- _WHAT YOU ARE ASKED TO DO_
Identify and pull out each line of the entries in which "difficult" occurs.

- _SUPPLIED MATERIAL_
>> BEGIN

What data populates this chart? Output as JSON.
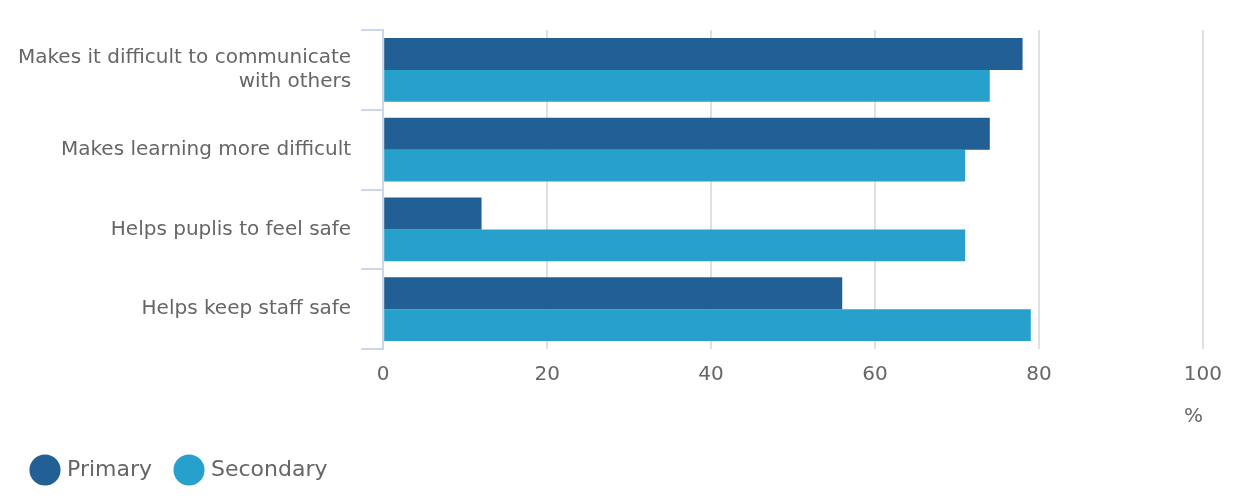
{
  "chart_data": {
    "type": "bar",
    "orientation": "horizontal",
    "categories": [
      "Makes it difficult to communicate with others",
      "Makes learning more difficult",
      "Helps puplis to feel safe",
      "Helps keep staff safe"
    ],
    "series": [
      {
        "name": "Primary",
        "color": "#215f94",
        "values": [
          78,
          74,
          12,
          56
        ]
      },
      {
        "name": "Secondary",
        "color": "#28a0cc",
        "values": [
          74,
          71,
          71,
          79
        ]
      }
    ],
    "xlabel": "%",
    "xlim": [
      0,
      100
    ],
    "xticks": [
      0,
      20,
      40,
      60,
      80,
      100
    ],
    "grid": "x",
    "legend": "bottom left"
  }
}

>> END

- _SOLUTION FOR THIS TASK_
      "Makes it difficult to communicate with others",
      "Makes learning more difficult",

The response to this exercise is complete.